To do: Where a line of the listing below includes the word "lobe", reproduce that line.
------ Entries supplied
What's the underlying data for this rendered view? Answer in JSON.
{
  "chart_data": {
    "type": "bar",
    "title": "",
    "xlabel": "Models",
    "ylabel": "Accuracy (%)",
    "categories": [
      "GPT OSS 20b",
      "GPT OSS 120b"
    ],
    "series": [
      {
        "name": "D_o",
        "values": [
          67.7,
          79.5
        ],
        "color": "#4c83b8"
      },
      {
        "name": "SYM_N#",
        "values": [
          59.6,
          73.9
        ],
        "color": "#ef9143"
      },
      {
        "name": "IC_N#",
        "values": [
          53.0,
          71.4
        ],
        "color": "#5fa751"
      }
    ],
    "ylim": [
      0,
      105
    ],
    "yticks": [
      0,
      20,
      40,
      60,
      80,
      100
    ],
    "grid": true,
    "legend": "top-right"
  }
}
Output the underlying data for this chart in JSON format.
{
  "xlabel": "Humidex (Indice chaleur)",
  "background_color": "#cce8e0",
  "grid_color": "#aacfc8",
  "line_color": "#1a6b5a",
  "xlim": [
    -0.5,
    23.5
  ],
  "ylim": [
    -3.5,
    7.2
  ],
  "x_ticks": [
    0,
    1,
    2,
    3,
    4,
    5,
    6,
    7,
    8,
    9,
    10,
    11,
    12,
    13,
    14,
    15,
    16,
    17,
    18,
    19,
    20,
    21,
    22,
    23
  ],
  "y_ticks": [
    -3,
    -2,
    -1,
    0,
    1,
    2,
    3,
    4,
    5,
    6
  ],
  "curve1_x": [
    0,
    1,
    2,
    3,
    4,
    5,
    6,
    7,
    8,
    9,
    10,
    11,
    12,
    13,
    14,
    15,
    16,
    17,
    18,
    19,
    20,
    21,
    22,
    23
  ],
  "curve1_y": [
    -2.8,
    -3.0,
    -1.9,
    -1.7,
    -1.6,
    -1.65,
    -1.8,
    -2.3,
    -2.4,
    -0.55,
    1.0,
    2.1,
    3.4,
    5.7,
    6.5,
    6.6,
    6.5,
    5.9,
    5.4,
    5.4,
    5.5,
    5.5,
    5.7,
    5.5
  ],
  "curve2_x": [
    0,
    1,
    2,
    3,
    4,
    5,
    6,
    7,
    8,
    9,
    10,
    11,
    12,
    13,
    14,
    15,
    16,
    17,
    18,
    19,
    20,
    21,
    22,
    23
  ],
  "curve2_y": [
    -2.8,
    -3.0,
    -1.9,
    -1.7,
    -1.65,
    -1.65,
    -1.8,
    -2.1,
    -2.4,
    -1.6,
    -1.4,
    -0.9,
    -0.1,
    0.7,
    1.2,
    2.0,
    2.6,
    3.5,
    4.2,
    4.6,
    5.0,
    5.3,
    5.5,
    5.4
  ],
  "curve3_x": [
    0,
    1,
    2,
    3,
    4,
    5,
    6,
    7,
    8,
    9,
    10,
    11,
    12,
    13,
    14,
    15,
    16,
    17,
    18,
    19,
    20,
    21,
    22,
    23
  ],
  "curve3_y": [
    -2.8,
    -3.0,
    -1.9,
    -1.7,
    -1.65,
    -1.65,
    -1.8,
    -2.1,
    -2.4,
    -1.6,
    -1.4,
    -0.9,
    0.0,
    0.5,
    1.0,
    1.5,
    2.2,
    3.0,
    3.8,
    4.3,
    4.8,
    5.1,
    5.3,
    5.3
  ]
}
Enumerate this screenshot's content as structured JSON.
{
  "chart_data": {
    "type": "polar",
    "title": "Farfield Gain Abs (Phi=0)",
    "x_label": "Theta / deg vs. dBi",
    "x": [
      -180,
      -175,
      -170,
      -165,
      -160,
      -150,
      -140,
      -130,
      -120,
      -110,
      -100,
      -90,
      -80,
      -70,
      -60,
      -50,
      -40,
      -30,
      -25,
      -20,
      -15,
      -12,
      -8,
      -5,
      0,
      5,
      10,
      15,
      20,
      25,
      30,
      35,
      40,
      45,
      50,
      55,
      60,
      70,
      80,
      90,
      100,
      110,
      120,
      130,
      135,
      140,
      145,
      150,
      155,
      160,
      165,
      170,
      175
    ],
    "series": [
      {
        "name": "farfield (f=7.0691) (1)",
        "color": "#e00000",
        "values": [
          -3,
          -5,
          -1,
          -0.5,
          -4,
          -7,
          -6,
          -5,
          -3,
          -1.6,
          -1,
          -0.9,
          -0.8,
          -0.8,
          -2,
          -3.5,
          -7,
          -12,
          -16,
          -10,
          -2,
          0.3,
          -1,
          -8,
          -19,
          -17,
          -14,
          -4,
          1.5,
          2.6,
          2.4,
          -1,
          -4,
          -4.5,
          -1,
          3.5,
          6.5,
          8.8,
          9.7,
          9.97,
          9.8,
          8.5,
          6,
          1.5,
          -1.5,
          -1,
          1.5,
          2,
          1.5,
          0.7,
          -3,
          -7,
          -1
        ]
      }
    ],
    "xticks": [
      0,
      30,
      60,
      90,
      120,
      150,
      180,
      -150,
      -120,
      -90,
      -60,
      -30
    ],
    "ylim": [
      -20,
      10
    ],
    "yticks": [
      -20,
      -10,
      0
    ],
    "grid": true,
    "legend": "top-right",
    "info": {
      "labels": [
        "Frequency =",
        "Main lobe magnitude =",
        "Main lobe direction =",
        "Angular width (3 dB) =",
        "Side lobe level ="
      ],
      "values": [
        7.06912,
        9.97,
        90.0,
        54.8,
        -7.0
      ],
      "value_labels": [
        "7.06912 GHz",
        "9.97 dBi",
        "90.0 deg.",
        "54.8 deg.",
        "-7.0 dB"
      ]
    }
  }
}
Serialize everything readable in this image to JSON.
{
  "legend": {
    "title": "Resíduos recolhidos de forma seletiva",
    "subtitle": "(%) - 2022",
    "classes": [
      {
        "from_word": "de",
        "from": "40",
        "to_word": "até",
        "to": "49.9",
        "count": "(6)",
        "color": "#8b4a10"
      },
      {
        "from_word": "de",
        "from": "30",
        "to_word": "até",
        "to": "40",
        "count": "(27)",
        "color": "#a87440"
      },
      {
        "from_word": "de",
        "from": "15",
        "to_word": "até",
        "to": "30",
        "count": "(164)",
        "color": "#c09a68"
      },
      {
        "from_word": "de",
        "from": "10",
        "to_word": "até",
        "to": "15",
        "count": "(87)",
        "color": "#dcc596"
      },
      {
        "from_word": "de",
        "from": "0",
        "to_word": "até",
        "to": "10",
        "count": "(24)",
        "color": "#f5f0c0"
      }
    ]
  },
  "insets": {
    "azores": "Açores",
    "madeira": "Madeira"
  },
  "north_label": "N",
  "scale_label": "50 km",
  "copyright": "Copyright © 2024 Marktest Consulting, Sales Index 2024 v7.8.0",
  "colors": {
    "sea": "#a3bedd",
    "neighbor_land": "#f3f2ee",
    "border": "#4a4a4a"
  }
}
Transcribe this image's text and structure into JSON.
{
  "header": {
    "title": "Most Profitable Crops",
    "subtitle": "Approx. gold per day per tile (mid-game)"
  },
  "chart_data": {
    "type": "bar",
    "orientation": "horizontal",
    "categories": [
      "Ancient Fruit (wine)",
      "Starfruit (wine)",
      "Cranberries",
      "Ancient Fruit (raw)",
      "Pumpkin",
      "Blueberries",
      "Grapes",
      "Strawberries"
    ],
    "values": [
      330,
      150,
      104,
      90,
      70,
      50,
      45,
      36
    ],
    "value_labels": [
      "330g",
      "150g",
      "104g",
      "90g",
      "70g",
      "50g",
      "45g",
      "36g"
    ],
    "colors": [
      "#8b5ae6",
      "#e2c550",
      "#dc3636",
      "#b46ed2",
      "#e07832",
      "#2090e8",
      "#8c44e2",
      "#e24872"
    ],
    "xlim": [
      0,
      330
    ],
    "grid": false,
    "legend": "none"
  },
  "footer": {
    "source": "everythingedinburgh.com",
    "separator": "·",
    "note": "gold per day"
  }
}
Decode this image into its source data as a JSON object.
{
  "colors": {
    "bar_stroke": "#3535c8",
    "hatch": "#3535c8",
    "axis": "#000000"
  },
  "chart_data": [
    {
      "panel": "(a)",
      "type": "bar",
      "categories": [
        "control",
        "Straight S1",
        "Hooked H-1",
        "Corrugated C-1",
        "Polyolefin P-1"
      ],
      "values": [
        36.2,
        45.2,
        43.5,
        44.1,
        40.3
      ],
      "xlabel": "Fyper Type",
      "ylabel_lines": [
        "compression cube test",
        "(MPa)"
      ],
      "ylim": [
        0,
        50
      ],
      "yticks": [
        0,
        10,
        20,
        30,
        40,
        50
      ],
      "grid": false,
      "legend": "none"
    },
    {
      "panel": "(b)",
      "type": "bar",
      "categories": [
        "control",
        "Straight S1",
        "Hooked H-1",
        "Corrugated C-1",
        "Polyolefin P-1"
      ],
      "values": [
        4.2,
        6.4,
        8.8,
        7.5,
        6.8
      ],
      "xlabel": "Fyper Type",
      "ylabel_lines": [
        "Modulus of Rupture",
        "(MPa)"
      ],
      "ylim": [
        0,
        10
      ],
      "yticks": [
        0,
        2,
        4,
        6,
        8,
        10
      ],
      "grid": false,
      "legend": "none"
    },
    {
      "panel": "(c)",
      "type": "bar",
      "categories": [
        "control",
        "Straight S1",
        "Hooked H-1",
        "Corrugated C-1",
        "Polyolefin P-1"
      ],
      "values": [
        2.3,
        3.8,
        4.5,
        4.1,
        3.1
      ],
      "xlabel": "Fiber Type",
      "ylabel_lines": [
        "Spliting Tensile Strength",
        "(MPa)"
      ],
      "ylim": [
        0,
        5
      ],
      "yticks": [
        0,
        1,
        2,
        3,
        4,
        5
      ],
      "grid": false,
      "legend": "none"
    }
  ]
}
------------
Final answer:
        "Main lobe magnitude =",
        "Main lobe direction =",
        "Side lobe level ="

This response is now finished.